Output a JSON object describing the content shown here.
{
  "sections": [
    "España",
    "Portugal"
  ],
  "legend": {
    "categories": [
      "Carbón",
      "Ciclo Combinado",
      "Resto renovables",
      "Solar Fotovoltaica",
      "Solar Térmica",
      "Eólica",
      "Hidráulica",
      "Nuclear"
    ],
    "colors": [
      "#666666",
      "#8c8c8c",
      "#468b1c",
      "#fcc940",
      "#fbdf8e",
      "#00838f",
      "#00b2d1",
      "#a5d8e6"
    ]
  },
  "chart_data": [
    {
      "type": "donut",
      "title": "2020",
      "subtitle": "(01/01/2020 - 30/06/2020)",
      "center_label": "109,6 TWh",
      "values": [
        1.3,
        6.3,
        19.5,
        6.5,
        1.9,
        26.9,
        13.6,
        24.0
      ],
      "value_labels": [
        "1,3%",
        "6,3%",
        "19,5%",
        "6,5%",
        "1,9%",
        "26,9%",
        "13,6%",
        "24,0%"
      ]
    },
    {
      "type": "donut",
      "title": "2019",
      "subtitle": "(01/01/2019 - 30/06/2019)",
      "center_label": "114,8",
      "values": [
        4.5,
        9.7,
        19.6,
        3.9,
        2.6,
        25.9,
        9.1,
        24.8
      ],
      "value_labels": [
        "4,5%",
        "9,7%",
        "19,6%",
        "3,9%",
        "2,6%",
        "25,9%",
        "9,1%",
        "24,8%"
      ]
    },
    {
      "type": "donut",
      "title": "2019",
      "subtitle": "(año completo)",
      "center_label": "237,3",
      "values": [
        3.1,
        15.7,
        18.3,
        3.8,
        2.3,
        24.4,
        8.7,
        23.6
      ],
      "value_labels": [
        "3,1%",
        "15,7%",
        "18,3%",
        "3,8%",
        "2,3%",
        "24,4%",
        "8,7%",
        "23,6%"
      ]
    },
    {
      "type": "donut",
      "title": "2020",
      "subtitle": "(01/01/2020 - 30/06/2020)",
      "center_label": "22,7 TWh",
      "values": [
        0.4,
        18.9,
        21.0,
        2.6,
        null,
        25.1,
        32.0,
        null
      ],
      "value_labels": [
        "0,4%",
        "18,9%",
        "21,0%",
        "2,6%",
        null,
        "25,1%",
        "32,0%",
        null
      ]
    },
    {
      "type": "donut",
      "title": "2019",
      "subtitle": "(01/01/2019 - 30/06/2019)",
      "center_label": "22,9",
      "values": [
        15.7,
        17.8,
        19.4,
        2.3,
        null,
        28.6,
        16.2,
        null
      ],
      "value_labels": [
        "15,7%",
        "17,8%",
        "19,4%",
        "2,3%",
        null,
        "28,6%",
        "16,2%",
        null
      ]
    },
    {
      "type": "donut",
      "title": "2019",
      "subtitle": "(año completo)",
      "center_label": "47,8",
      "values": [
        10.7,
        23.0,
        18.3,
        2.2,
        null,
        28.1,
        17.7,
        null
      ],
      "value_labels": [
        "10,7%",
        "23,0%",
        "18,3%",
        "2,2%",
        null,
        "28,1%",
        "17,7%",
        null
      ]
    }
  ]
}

━━━━━━━━━━━━━━━━

Stated problem: Output all of the material exactly as written.

Solution below:
Output a JSON object describing the content shown here.
{
  "sections": [
    "España",
    "Portugal"
  ],
  "legend": {
    "categories": [
      "Carbón",
      "Ciclo Combinado",
      "Resto renovables",
      "Solar Fotovoltaica",
      "Solar Térmica",
      "Eólica",
      "Hidráulica",
      "Nuclear"
    ],
    "colors": [
      "#666666",
      "#8c8c8c",
      "#468b1c",
      "#fcc940",
      "#fbdf8e",
      "#00838f",
      "#00b2d1",
      "#a5d8e6"
    ]
  },
  "chart_data": [
    {
      "type": "donut",
      "title": "2020",
      "subtitle": "(01/01/2020 - 30/06/2020)",
      "center_label": "109,6 TWh",
      "values": [
        1.3,
        6.3,
        19.5,
        6.5,
        1.9,
        26.9,
        13.6,
        24.0
      ],
      "value_labels": [
        "1,3%",
        "6,3%",
        "19,5%",
        "6,5%",
        "1,9%",
        "26,9%",
        "13,6%",
        "24,0%"
      ]
    },
    {
      "type": "donut",
      "title": "2019",
      "subtitle": "(01/01/2019 - 30/06/2019)",
      "center_label": "114,8",
      "values": [
        4.5,
        9.7,
        19.6,
        3.9,
        2.6,
        25.9,
        9.1,
        24.8
      ],
      "value_labels": [
        "4,5%",
        "9,7%",
        "19,6%",
        "3,9%",
        "2,6%",
        "25,9%",
        "9,1%",
        "24,8%"
      ]
    },
    {
      "type": "donut",
      "title": "2019",
      "subtitle": "(año completo)",
      "center_label": "237,3",
      "values": [
        3.1,
        15.7,
        18.3,
        3.8,
        2.3,
        24.4,
        8.7,
        23.6
      ],
      "value_labels": [
        "3,1%",
        "15,7%",
        "18,3%",
        "3,8%",
        "2,3%",
        "24,4%",
        "8,7%",
        "23,6%"
      ]
    },
    {
      "type": "donut",
      "title": "2020",
      "subtitle": "(01/01/2020 - 30/06/2020)",
      "center_label": "22,7 TWh",
      "values": [
        0.4,
        18.9,
        21.0,
        2.6,
        null,
        25.1,
        32.0,
        null
      ],
      "value_labels": [
        "0,4%",
        "18,9%",
        "21,0%",
        "2,6%",
        null,
        "25,1%",
        "32,0%",
        null
      ]
    },
    {
      "type": "donut",
      "title": "2019",
      "subtitle": "(01/01/2019 - 30/06/2019)",
      "center_label": "22,9",
      "values": [
        15.7,
        17.8,
        19.4,
        2.3,
        null,
        28.6,
        16.2,
        null
      ],
      "value_labels": [
        "15,7%",
        "17,8%",
        "19,4%",
        "2,3%",
        null,
        "28,6%",
        "16,2%",
        null
      ]
    },
    {
      "type": "donut",
      "title": "2019",
      "subtitle": "(año completo)",
      "center_label": "47,8",
      "values": [
        10.7,
        23.0,
        18.3,
        2.2,
        null,
        28.1,
        17.7,
        null
      ],
      "value_labels": [
        "10,7%",
        "23,0%",
        "18,3%",
        "2,2%",
        null,
        "28,1%",
        "17,7%",
        null
      ]
    }
  ]
}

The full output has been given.